Aim of the task. Repeat the listing exactly as given, omitting every image.

____

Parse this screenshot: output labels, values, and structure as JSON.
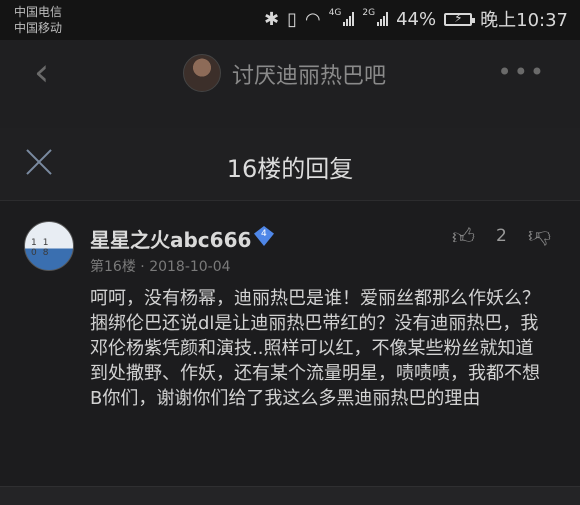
{
  "status_bar": {
    "carrier_1": "中国电信",
    "carrier_2": "中国移动",
    "sig1_label": "4G",
    "sig2_label": "2G",
    "battery": "44%",
    "time": "晚上10:37"
  },
  "header": {
    "forum_name": "讨厌迪丽热巴吧",
    "more_glyph": "•••"
  },
  "sheet": {
    "title": "16楼的回复"
  },
  "reply": {
    "username": "星星之火abc666",
    "level": "4",
    "floor": "第16楼",
    "separator": "·",
    "date": "2018-10-04",
    "likes": "2",
    "avatar_text": "11 08",
    "content": "呵呵，没有杨幂，迪丽热巴是谁！爱丽丝都那么作妖么？捆绑伦巴还说dl是让迪丽热巴带红的？没有迪丽热巴，我邓伦杨紫凭颜和演技..照样可以红，不像某些粉丝就知道到处撒野、作妖，还有某个流量明星，啧啧啧，我都不想B你们，谢谢你们给了我这么多黑迪丽热巴的理由"
  }
}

____

Response for this exercise.
Parse this screenshot: output labels, values, and structure as JSON.
{
  "status_bar": {
    "carrier_1": "中国电信",
    "carrier_2": "中国移动",
    "sig1_label": "4G",
    "sig2_label": "2G",
    "battery": "44%",
    "time": "晚上10:37"
  },
  "header": {
    "forum_name": "讨厌迪丽热巴吧",
    "more_glyph": "•••"
  },
  "sheet": {
    "title": "16楼的回复"
  },
  "reply": {
    "username": "星星之火abc666",
    "level": "4",
    "floor": "第16楼",
    "separator": "·",
    "date": "2018-10-04",
    "likes": "2",
    "avatar_text": "11 08",
    "content": "呵呵，没有杨幂，迪丽热巴是谁！爱丽丝都那么作妖么？捆绑伦巴还说dl是让迪丽热巴带红的？没有迪丽热巴，我邓伦杨紫凭颜和演技..照样可以红，不像某些粉丝就知道到处撒野、作妖，还有某个流量明星，啧啧啧，我都不想B你们，谢谢你们给了我这么多黑迪丽热巴的理由"
  }
}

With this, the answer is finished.